====== RECORDS SUPPLIED
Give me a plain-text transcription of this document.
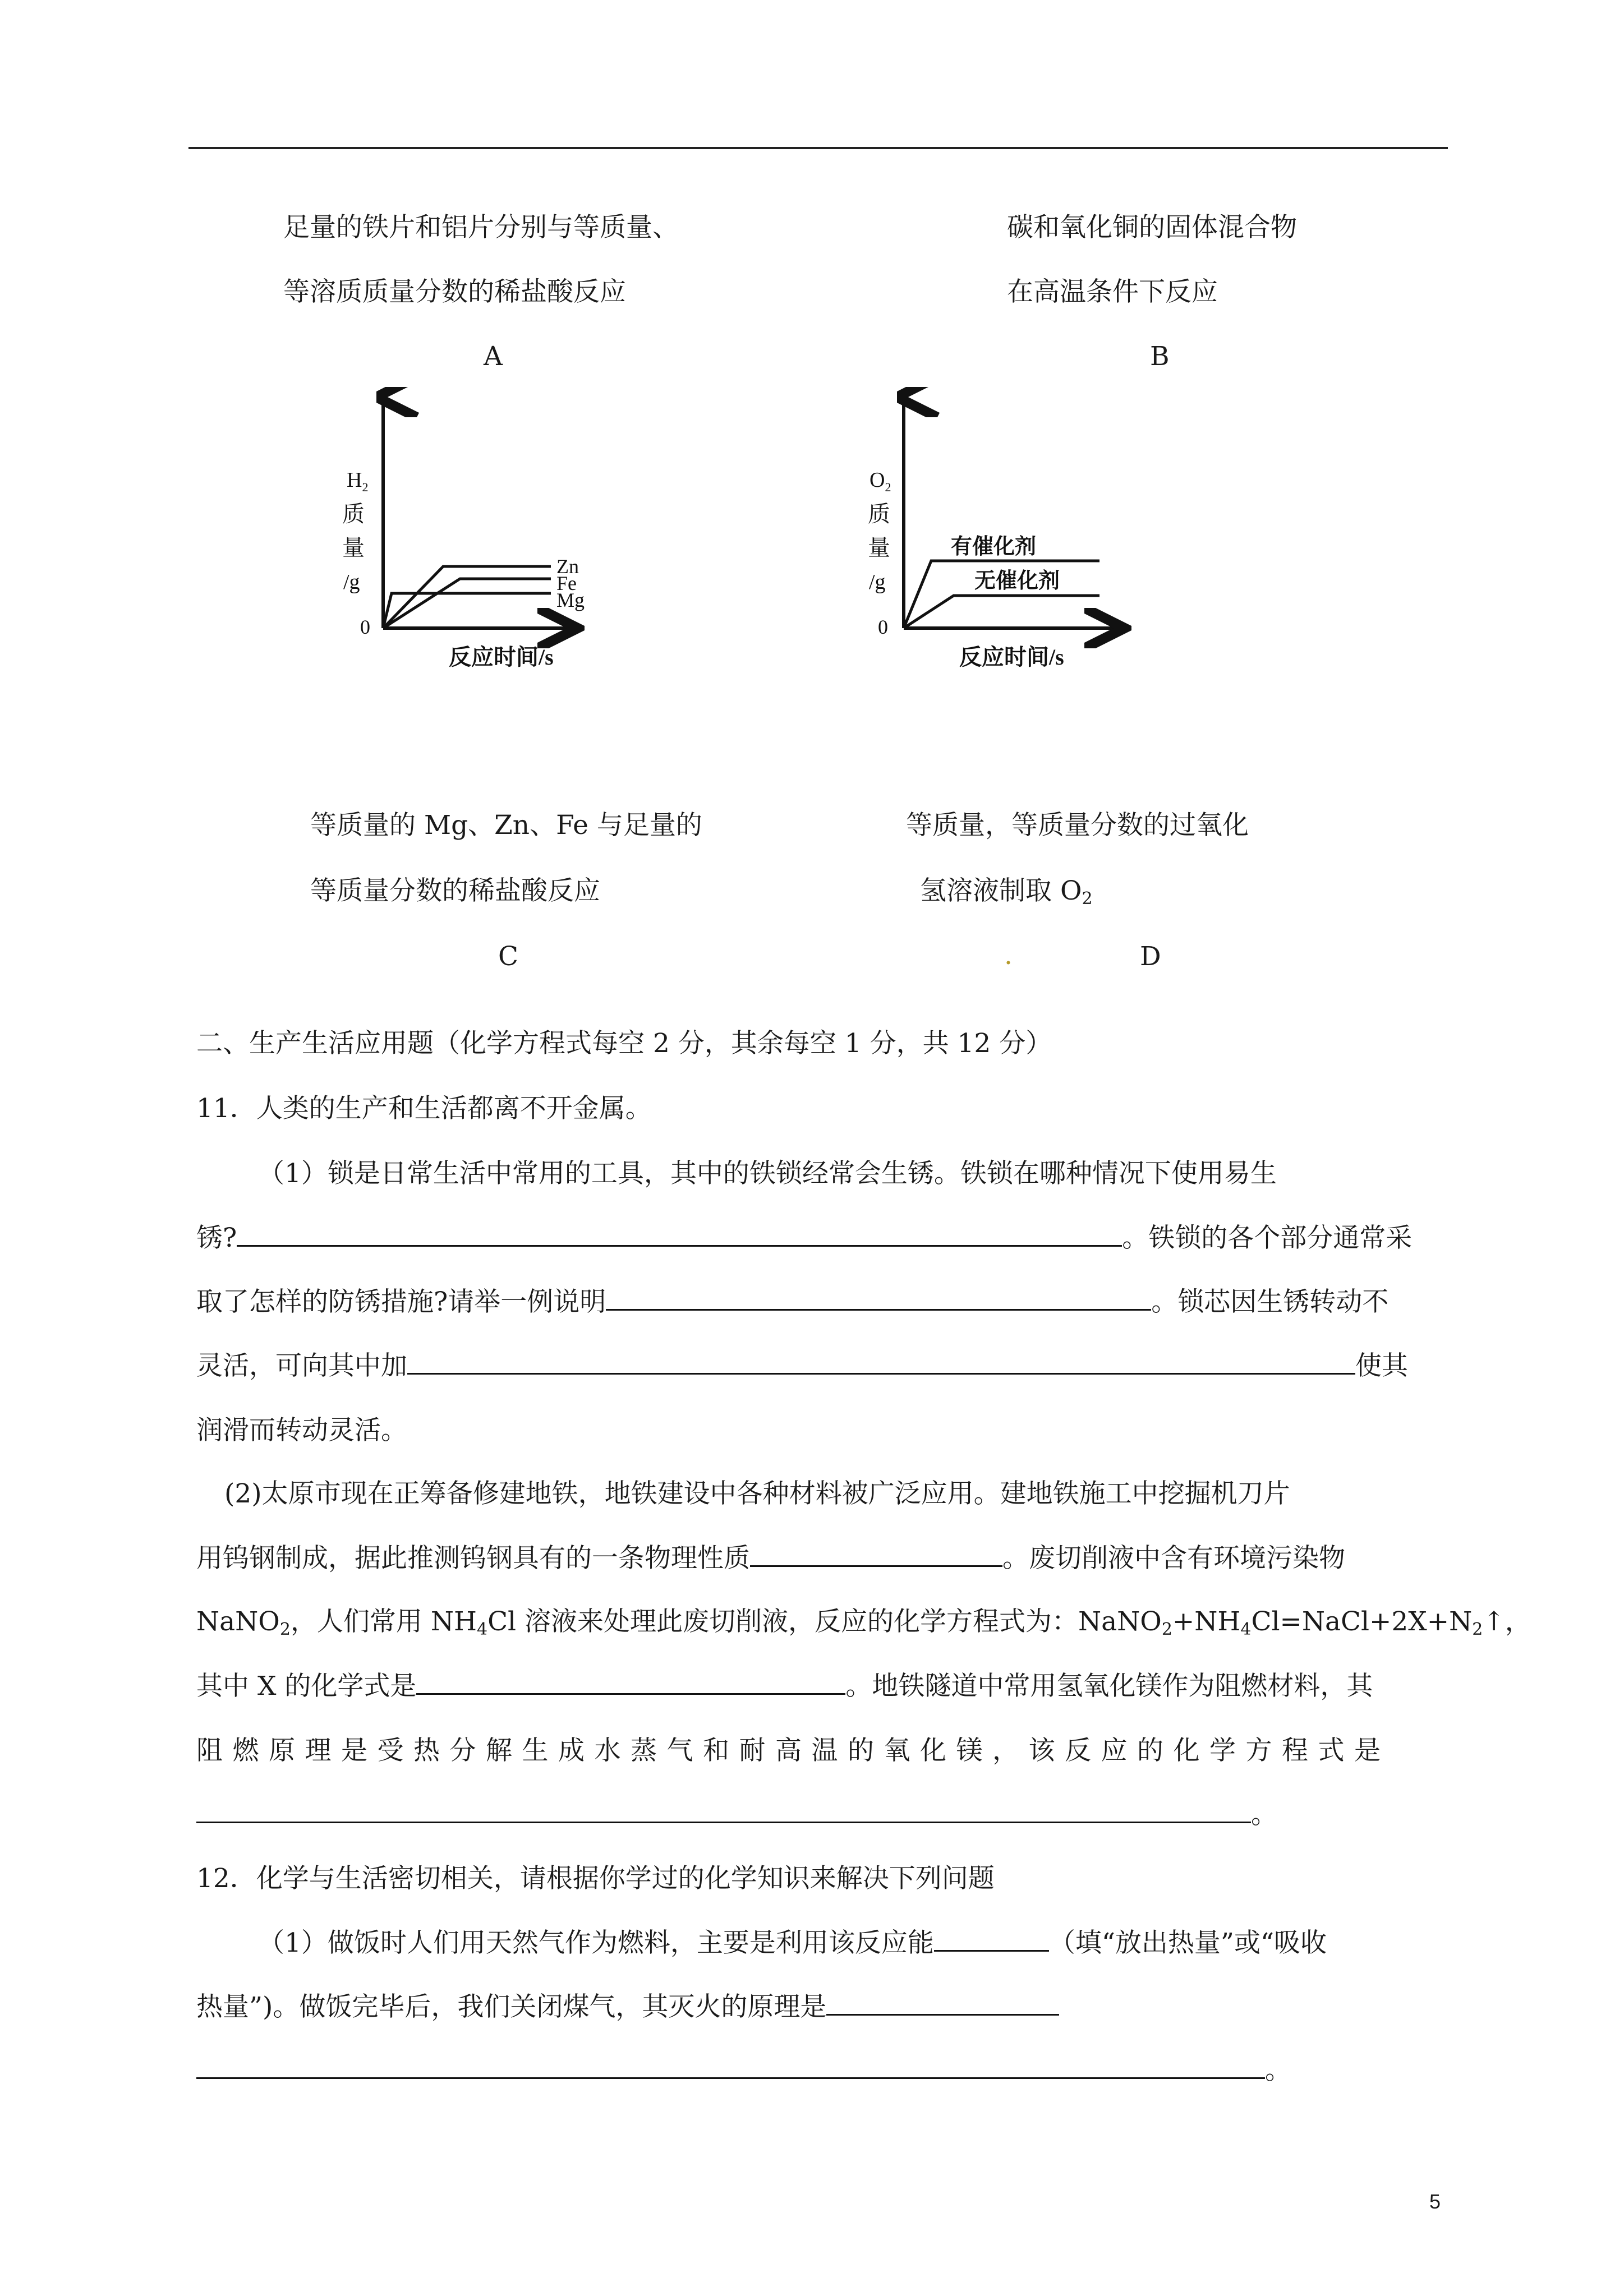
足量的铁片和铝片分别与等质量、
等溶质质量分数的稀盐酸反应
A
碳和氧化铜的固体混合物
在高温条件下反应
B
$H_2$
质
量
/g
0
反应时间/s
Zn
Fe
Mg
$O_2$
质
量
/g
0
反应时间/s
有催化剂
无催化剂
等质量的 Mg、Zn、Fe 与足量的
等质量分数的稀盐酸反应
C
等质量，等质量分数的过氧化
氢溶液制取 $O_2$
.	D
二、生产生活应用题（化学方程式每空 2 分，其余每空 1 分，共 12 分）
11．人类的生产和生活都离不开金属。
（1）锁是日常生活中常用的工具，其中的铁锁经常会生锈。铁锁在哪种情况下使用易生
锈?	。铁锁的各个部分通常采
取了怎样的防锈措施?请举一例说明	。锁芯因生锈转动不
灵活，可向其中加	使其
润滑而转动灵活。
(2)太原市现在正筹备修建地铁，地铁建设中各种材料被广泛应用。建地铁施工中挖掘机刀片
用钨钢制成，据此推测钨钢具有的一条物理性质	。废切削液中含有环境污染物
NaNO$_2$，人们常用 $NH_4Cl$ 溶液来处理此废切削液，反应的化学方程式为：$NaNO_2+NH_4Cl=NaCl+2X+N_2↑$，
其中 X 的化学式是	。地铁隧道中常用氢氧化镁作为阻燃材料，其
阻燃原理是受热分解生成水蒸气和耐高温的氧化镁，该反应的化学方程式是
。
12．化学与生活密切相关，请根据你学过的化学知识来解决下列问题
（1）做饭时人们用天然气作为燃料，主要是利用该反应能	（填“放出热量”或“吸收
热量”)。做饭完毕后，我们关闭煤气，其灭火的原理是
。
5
============
# THE REQUEST
Write out again every line above exactly as given; the pictures do not belong in the copy.

# OUTPUT OF THE EXERCISE
Give me a plain-text transcription of this document.
足量的铁片和铝片分别与等质量、
等溶质质量分数的稀盐酸反应
A
碳和氧化铜的固体混合物
在高温条件下反应
B
$H_2$
质
量
/g
0
反应时间/s
Zn
Fe
Mg
$O_2$
质
量
/g
0
反应时间/s
有催化剂
无催化剂
等质量的 Mg、Zn、Fe 与足量的
等质量分数的稀盐酸反应
C
等质量，等质量分数的过氧化
氢溶液制取 $O_2$
.	D
二、生产生活应用题（化学方程式每空 2 分，其余每空 1 分，共 12 分）
11．人类的生产和生活都离不开金属。
（1）锁是日常生活中常用的工具，其中的铁锁经常会生锈。铁锁在哪种情况下使用易生
锈?	。铁锁的各个部分通常采
取了怎样的防锈措施?请举一例说明	。锁芯因生锈转动不
灵活，可向其中加	使其
润滑而转动灵活。
(2)太原市现在正筹备修建地铁，地铁建设中各种材料被广泛应用。建地铁施工中挖掘机刀片
用钨钢制成，据此推测钨钢具有的一条物理性质	。废切削液中含有环境污染物
NaNO$_2$，人们常用 $NH_4Cl$ 溶液来处理此废切削液，反应的化学方程式为：$NaNO_2+NH_4Cl=NaCl+2X+N_2↑$，
其中 X 的化学式是	。地铁隧道中常用氢氧化镁作为阻燃材料，其
阻燃原理是受热分解生成水蒸气和耐高温的氧化镁，该反应的化学方程式是
。
12．化学与生活密切相关，请根据你学过的化学知识来解决下列问题
（1）做饭时人们用天然气作为燃料，主要是利用该反应能	（填“放出热量”或“吸收
热量”)。做饭完毕后，我们关闭煤气，其灭火的原理是
。
5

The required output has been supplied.